[WHAT TO PRODUCE]
Output the full material exactly as it appears here.

[EXERCISE MATERIAL]
################

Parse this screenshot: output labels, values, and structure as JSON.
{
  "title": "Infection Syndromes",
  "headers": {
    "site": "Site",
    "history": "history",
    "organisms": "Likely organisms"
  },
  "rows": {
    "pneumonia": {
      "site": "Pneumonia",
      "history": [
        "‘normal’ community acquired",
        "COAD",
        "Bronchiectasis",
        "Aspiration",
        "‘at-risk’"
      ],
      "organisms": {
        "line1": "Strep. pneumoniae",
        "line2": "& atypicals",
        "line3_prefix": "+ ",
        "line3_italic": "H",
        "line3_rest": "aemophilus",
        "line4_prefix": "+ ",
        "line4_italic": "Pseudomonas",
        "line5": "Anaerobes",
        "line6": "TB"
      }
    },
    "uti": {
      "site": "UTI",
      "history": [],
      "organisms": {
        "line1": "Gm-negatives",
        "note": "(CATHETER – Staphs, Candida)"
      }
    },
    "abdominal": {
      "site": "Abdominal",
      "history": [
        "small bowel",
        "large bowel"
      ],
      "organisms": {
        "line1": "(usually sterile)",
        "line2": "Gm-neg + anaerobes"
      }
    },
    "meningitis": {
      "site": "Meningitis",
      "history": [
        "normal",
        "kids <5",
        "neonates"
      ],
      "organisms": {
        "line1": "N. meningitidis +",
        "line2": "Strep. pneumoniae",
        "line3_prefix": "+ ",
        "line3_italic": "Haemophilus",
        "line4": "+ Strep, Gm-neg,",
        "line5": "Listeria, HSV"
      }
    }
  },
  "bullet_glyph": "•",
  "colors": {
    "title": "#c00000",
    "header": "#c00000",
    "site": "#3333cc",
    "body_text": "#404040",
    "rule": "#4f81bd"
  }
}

################

[RESPONSE FOR THIS EXERCISE]
Parse this screenshot: output labels, values, and structure as JSON.
{
  "title": "Infection Syndromes",
  "headers": {
    "site": "Site",
    "history": "history",
    "organisms": "Likely organisms"
  },
  "rows": {
    "pneumonia": {
      "site": "Pneumonia",
      "history": [
        "‘normal’ community acquired",
        "COAD",
        "Bronchiectasis",
        "Aspiration",
        "‘at-risk’"
      ],
      "organisms": {
        "line1": "Strep. pneumoniae",
        "line2": "& atypicals",
        "line3_prefix": "+ ",
        "line3_italic": "H",
        "line3_rest": "aemophilus",
        "line4_prefix": "+ ",
        "line4_italic": "Pseudomonas",
        "line5": "Anaerobes",
        "line6": "TB"
      }
    },
    "uti": {
      "site": "UTI",
      "history": [],
      "organisms": {
        "line1": "Gm-negatives",
        "note": "(CATHETER – Staphs, Candida)"
      }
    },
    "abdominal": {
      "site": "Abdominal",
      "history": [
        "small bowel",
        "large bowel"
      ],
      "organisms": {
        "line1": "(usually sterile)",
        "line2": "Gm-neg + anaerobes"
      }
    },
    "meningitis": {
      "site": "Meningitis",
      "history": [
        "normal",
        "kids <5",
        "neonates"
      ],
      "organisms": {
        "line1": "N. meningitidis +",
        "line2": "Strep. pneumoniae",
        "line3_prefix": "+ ",
        "line3_italic": "Haemophilus",
        "line4": "+ Strep, Gm-neg,",
        "line5": "Listeria, HSV"
      }
    }
  },
  "bullet_glyph": "•",
  "colors": {
    "title": "#c00000",
    "header": "#c00000",
    "site": "#3333cc",
    "body_text": "#404040",
    "rule": "#4f81bd"
  }
}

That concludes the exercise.